To do -
Reproduce the records. Keep every word exact and include no images.

Extracted data -
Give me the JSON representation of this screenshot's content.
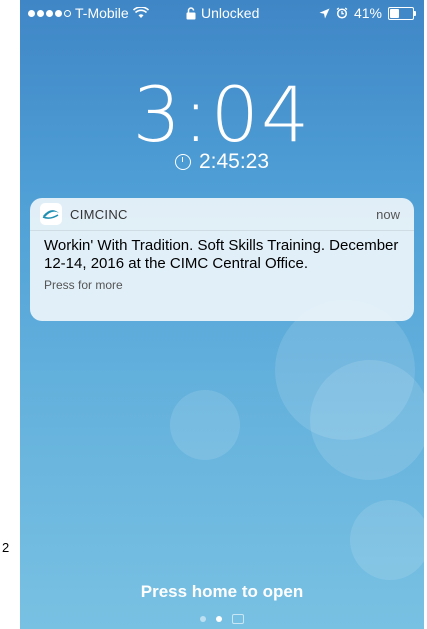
{
  "status_bar": {
    "carrier": "T-Mobile",
    "lock_label": "Unlocked",
    "battery": "41%",
    "battery_level": 0.41
  },
  "lock_screen": {
    "time": "3:04",
    "timer": "2:45:23",
    "press_home": "Press home to open"
  },
  "notification": {
    "app_name": "CIMCINC",
    "time": "now",
    "message": "Workin' With Tradition. Soft Skills Training. December 12-14, 2016 at the CIMC Central Office.",
    "action": "Press for more"
  },
  "edge_label": "2",
  "colors": {
    "wallpaper_top": "#3f86c6",
    "wallpaper_bottom": "#79c1e3",
    "app_icon_accent": "#1f8fb2"
  }
}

Written solution -
Give me the JSON representation of this screenshot's content.
{
  "status_bar": {
    "carrier": "T-Mobile",
    "lock_label": "Unlocked",
    "battery": "41%",
    "battery_level": 0.41
  },
  "lock_screen": {
    "time": "3:04",
    "timer": "2:45:23",
    "press_home": "Press home to open"
  },
  "notification": {
    "app_name": "CIMCINC",
    "time": "now",
    "message": "Workin' With Tradition. Soft Skills Training. December 12-14, 2016 at the CIMC Central Office.",
    "action": "Press for more"
  },
  "edge_label": "2",
  "colors": {
    "wallpaper_top": "#3f86c6",
    "wallpaper_bottom": "#79c1e3",
    "app_icon_accent": "#1f8fb2"
  }
}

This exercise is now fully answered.